- INSTRUCTIONS TO FOLLOW -
Gather up every line from the entries below that uses the word "subtitle".

________________

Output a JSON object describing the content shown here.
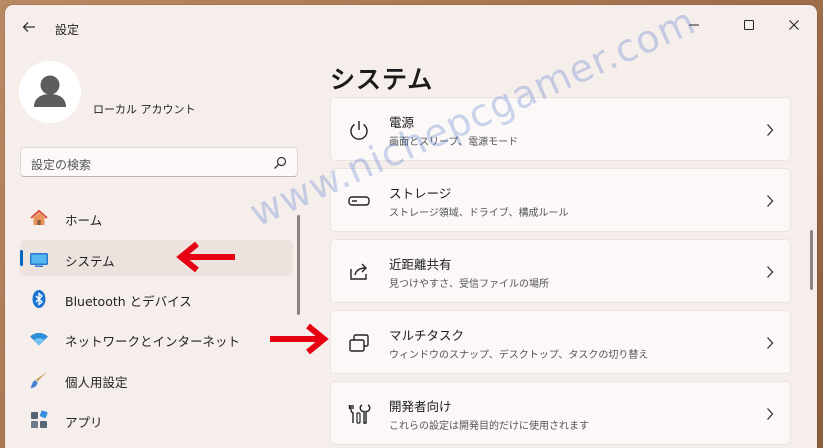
{
  "window": {
    "title": "設定"
  },
  "profile": {
    "name": "ローカル アカウント"
  },
  "search": {
    "placeholder": "設定の検索"
  },
  "nav": {
    "items": [
      {
        "label": "ホーム",
        "icon": "home-icon"
      },
      {
        "label": "システム",
        "icon": "system-icon",
        "active": true
      },
      {
        "label": "Bluetooth とデバイス",
        "icon": "bluetooth-icon"
      },
      {
        "label": "ネットワークとインターネット",
        "icon": "wifi-icon"
      },
      {
        "label": "個人用設定",
        "icon": "brush-icon"
      },
      {
        "label": "アプリ",
        "icon": "apps-icon"
      }
    ]
  },
  "main": {
    "title": "システム",
    "cards": [
      {
        "title": "電源",
        "subtitle": "画面とスリープ、電源モード",
        "icon": "power-icon"
      },
      {
        "title": "ストレージ",
        "subtitle": "ストレージ領域、ドライブ、構成ルール",
        "icon": "storage-icon"
      },
      {
        "title": "近距離共有",
        "subtitle": "見つけやすさ、受信ファイルの場所",
        "icon": "share-icon"
      },
      {
        "title": "マルチタスク",
        "subtitle": "ウィンドウのスナップ、デスクトップ、タスクの切り替え",
        "icon": "multitask-icon"
      },
      {
        "title": "開発者向け",
        "subtitle": "これらの設定は開発目的だけに使用されます",
        "icon": "developer-icon"
      }
    ]
  },
  "watermark": "www.nichepcgamer.com",
  "colors": {
    "accent": "#0067c0",
    "annotation_arrow": "#e60012"
  }
}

________________

- SOLUTION FOR THIS TASK -
        "subtitle": "画面とスリープ、電源モード",
        "subtitle": "ストレージ領域、ドライブ、構成ルール",
        "subtitle": "見つけやすさ、受信ファイルの場所",
        "subtitle": "ウィンドウのスナップ、デスクトップ、タスクの切り替え",
        "subtitle": "これらの設定は開発目的だけに使用されます",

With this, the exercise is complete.